Pick out every line holding the string "Qutation" and copy it.

Data for processing:
## BEGIN

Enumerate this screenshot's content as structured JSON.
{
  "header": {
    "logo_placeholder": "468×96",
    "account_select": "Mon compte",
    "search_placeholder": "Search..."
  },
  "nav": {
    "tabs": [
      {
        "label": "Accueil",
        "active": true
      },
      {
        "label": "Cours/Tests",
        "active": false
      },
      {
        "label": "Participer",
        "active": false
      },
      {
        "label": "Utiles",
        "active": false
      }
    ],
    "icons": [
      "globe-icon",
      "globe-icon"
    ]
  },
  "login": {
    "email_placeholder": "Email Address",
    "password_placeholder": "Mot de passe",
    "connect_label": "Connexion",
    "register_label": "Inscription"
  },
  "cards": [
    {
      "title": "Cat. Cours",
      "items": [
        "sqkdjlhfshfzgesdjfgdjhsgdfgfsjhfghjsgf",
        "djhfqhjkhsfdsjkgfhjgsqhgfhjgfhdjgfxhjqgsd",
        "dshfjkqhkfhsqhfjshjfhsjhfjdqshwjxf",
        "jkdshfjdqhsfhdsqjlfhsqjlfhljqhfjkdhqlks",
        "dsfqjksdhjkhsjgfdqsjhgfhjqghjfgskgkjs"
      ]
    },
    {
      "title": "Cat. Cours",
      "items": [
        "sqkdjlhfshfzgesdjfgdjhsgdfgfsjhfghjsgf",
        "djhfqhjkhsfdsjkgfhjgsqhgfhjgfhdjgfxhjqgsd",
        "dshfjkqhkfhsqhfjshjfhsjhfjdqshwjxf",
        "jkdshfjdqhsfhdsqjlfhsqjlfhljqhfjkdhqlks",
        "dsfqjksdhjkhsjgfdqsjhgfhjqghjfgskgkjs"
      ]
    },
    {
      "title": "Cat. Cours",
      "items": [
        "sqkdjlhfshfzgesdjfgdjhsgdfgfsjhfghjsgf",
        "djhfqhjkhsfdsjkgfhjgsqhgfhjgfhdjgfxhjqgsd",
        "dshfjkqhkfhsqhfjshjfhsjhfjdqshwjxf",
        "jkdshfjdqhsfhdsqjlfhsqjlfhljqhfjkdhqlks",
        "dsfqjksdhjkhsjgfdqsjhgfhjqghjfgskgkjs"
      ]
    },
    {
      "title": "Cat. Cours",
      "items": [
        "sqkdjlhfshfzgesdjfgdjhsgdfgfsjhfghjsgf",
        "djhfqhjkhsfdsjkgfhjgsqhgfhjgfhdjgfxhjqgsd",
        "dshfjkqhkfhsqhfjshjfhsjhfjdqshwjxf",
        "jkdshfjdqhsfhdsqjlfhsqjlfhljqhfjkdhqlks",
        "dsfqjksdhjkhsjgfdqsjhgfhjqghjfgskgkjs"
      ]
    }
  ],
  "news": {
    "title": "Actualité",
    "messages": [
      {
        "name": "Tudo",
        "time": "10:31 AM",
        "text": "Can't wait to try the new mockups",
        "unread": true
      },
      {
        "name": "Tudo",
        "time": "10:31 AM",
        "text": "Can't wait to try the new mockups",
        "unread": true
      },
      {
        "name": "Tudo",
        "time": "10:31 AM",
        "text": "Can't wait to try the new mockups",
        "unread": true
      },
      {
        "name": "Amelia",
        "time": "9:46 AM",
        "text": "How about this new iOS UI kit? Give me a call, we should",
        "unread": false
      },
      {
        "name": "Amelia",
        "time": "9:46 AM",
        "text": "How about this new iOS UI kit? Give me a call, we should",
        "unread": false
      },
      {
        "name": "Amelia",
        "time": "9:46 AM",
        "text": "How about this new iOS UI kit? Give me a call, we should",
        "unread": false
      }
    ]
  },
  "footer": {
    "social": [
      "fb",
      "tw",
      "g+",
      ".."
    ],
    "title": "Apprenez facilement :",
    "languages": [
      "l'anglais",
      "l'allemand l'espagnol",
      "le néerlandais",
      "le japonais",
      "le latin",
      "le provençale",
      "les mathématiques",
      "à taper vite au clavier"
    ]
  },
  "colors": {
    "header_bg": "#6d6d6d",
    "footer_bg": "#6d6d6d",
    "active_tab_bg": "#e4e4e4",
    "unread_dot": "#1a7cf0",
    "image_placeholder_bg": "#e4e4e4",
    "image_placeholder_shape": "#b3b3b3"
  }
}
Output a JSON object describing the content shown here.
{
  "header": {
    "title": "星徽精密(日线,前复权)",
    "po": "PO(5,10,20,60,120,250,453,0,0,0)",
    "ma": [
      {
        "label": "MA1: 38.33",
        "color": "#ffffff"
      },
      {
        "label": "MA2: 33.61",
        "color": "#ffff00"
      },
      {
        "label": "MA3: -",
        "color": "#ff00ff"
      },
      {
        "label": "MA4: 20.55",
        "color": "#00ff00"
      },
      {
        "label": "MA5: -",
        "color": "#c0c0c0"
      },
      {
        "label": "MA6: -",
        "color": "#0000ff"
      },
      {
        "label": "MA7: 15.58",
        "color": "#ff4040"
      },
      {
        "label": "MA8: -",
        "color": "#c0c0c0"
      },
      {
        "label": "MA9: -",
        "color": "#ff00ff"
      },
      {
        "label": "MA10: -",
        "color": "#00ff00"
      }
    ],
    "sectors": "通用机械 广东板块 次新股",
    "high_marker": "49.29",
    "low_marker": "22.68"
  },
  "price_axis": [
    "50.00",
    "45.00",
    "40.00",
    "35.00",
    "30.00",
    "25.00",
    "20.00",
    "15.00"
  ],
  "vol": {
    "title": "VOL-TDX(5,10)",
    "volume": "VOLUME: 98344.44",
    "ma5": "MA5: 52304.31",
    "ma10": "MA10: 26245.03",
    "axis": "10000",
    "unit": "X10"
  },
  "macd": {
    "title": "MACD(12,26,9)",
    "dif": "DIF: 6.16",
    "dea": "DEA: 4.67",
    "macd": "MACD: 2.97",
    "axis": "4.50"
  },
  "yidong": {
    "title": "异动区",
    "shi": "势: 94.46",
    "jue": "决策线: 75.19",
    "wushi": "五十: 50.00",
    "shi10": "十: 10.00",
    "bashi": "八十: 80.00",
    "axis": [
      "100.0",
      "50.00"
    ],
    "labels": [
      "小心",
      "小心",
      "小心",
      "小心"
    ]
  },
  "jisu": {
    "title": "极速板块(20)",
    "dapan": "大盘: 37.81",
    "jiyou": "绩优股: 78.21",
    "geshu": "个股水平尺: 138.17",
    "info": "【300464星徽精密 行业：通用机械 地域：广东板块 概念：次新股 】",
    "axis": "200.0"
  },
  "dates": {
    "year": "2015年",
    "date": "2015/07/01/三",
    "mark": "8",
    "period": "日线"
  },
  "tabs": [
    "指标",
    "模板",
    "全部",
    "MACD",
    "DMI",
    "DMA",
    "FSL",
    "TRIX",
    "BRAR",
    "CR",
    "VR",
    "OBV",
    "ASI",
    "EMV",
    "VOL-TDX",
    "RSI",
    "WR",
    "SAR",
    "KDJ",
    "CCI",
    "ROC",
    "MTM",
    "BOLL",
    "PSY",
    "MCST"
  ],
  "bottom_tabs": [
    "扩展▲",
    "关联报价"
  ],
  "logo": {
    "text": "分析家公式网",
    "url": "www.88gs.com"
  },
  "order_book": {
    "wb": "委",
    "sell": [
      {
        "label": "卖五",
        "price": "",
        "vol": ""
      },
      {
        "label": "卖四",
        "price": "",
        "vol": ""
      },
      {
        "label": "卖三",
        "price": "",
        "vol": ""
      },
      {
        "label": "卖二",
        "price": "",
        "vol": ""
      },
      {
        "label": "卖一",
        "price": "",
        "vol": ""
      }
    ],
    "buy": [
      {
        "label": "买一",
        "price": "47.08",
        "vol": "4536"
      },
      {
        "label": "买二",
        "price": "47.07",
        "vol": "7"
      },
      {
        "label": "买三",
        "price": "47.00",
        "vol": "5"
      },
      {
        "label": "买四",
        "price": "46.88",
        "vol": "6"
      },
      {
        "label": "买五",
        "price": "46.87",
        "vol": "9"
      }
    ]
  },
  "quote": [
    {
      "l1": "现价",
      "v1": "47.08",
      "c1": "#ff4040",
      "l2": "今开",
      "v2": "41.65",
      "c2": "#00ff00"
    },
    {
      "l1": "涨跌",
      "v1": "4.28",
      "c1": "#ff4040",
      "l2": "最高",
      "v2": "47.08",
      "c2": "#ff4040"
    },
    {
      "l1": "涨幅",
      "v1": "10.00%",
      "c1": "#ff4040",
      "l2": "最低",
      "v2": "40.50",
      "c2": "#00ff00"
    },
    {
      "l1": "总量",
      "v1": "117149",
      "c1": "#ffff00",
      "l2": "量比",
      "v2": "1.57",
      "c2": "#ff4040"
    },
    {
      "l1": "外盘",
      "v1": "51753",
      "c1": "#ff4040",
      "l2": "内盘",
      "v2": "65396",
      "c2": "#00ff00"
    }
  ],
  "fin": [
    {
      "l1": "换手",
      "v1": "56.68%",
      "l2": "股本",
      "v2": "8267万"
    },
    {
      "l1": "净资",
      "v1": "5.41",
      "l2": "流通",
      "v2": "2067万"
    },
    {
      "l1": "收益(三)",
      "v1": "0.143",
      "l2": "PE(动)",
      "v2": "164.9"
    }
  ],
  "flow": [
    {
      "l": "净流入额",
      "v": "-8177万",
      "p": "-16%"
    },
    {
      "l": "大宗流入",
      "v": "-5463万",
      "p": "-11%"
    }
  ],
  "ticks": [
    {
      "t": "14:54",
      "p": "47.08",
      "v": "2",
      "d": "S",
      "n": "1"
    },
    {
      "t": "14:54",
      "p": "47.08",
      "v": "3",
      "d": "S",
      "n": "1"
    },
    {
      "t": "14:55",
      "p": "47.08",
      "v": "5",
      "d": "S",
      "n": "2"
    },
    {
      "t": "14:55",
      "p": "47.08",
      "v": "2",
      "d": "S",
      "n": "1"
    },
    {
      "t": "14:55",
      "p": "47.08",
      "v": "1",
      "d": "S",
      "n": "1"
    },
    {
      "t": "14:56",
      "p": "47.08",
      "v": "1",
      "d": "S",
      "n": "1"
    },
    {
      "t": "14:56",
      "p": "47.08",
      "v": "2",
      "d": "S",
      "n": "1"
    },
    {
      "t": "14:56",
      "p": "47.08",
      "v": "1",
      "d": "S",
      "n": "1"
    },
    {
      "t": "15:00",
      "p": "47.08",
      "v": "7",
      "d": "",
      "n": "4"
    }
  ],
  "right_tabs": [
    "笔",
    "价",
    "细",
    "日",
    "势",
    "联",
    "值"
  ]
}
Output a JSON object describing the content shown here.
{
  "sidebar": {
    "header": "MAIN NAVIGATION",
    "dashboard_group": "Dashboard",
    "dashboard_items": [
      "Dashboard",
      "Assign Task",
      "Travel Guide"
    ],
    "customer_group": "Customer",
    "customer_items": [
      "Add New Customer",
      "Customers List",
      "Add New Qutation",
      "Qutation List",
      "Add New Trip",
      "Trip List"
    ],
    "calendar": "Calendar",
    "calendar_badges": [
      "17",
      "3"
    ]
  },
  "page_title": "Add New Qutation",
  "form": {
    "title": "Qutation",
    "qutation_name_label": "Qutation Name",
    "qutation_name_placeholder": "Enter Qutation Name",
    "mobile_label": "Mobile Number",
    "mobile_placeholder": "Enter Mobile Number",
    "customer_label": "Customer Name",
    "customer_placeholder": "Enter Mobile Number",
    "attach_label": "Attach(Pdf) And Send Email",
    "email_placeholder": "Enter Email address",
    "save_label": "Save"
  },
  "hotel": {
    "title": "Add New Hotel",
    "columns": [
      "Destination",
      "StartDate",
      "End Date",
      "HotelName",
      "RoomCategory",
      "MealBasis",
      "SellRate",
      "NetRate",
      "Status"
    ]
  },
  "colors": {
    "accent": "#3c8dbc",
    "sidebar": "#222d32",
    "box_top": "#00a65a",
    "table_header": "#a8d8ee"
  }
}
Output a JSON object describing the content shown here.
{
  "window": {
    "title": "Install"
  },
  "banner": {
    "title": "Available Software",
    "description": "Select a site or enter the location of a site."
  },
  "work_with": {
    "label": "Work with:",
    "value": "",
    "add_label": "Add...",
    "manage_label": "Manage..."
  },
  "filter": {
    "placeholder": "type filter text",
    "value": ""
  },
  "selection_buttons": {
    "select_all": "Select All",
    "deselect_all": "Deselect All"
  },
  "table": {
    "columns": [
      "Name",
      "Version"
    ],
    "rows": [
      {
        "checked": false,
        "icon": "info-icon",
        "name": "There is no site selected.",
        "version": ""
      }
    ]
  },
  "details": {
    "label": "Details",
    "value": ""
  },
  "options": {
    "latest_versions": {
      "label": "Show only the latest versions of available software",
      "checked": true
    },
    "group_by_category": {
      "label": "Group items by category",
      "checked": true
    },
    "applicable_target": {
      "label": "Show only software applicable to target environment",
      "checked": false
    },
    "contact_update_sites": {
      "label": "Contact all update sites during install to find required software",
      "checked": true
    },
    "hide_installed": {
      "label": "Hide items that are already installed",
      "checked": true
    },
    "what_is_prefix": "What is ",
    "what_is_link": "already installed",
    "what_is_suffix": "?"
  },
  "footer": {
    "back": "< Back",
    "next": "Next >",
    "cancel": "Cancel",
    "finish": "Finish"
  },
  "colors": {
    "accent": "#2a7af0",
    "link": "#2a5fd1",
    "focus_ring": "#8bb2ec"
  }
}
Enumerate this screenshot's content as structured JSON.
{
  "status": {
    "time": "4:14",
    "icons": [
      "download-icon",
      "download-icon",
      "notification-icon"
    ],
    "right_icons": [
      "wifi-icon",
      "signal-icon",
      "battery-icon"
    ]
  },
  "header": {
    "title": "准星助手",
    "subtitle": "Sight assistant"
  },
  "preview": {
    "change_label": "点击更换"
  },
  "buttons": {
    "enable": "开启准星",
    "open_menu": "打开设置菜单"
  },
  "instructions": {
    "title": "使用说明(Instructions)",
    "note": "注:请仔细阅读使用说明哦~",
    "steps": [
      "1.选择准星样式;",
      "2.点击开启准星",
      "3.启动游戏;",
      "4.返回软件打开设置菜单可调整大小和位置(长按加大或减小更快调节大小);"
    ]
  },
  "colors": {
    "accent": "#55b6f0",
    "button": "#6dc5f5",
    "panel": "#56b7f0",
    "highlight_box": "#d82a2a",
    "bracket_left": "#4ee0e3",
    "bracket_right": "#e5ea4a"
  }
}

## END

Exercise answer:
      "Add New Qutation",
      "Qutation List",
  "page_title": "Add New Qutation",
    "title": "Qutation",
    "qutation_name_label": "Qutation Name",
    "qutation_name_placeholder": "Enter Qutation Name",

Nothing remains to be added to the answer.